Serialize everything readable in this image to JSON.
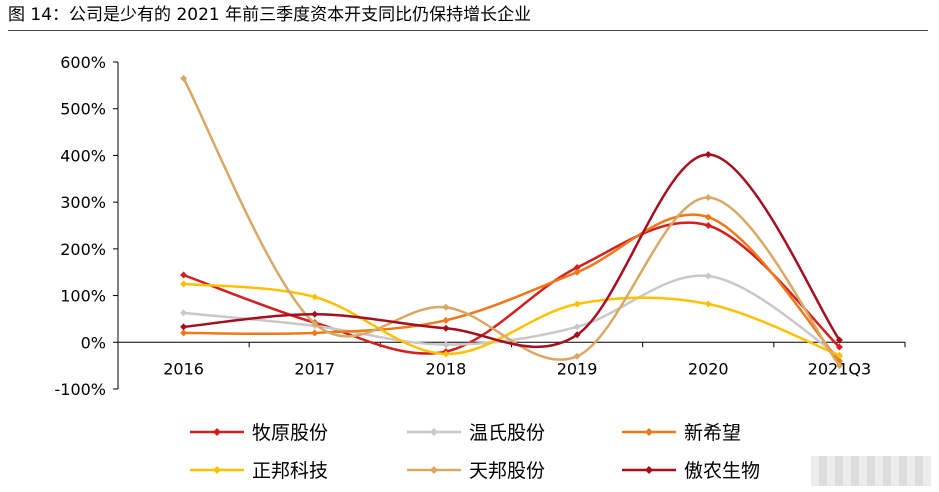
{
  "figure": {
    "title": "图  14：公司是少有的 2021 年前三季度资本开支同比仍保持增长企业"
  },
  "chart_data": {
    "type": "line",
    "title": "图  14：公司是少有的 2021 年前三季度资本开支同比仍保持增长企业",
    "xlabel": "",
    "ylabel": "",
    "categories": [
      "2016",
      "2017",
      "2018",
      "2019",
      "2020",
      "2021Q3"
    ],
    "ylim": [
      -100,
      600
    ],
    "yticks": [
      -100,
      0,
      100,
      200,
      300,
      400,
      500,
      600
    ],
    "ytick_labels": [
      "-100%",
      "0%",
      "100%",
      "200%",
      "300%",
      "400%",
      "500%",
      "600%"
    ],
    "legend_position": "bottom",
    "smooth": true,
    "series": [
      {
        "name": "牧原股份",
        "color": "#D41F1F",
        "values": [
          144,
          42,
          -20,
          160,
          250,
          -10
        ]
      },
      {
        "name": "温氏股份",
        "color": "#C8C8C8",
        "values": [
          63,
          35,
          -5,
          33,
          142,
          -30
        ]
      },
      {
        "name": "新希望",
        "color": "#F07818",
        "values": [
          20,
          20,
          47,
          150,
          268,
          -40
        ]
      },
      {
        "name": "正邦科技",
        "color": "#FFC000",
        "values": [
          125,
          97,
          -25,
          82,
          82,
          -28
        ]
      },
      {
        "name": "天邦股份",
        "color": "#D9A864",
        "values": [
          565,
          40,
          75,
          -30,
          310,
          -50
        ]
      },
      {
        "name": "傲农生物",
        "color": "#A50E1E",
        "values": [
          33,
          60,
          30,
          16,
          402,
          5
        ]
      }
    ]
  }
}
—————
What to do
Exactly as written, return every line of the listing, but not the pictures.

Solved exercise
Serialize everything readable in this image to JSON.
{
  "figure": {
    "title": "图  14：公司是少有的 2021 年前三季度资本开支同比仍保持增长企业"
  },
  "chart_data": {
    "type": "line",
    "title": "图  14：公司是少有的 2021 年前三季度资本开支同比仍保持增长企业",
    "xlabel": "",
    "ylabel": "",
    "categories": [
      "2016",
      "2017",
      "2018",
      "2019",
      "2020",
      "2021Q3"
    ],
    "ylim": [
      -100,
      600
    ],
    "yticks": [
      -100,
      0,
      100,
      200,
      300,
      400,
      500,
      600
    ],
    "ytick_labels": [
      "-100%",
      "0%",
      "100%",
      "200%",
      "300%",
      "400%",
      "500%",
      "600%"
    ],
    "legend_position": "bottom",
    "smooth": true,
    "series": [
      {
        "name": "牧原股份",
        "color": "#D41F1F",
        "values": [
          144,
          42,
          -20,
          160,
          250,
          -10
        ]
      },
      {
        "name": "温氏股份",
        "color": "#C8C8C8",
        "values": [
          63,
          35,
          -5,
          33,
          142,
          -30
        ]
      },
      {
        "name": "新希望",
        "color": "#F07818",
        "values": [
          20,
          20,
          47,
          150,
          268,
          -40
        ]
      },
      {
        "name": "正邦科技",
        "color": "#FFC000",
        "values": [
          125,
          97,
          -25,
          82,
          82,
          -28
        ]
      },
      {
        "name": "天邦股份",
        "color": "#D9A864",
        "values": [
          565,
          40,
          75,
          -30,
          310,
          -50
        ]
      },
      {
        "name": "傲农生物",
        "color": "#A50E1E",
        "values": [
          33,
          60,
          30,
          16,
          402,
          5
        ]
      }
    ]
  }
}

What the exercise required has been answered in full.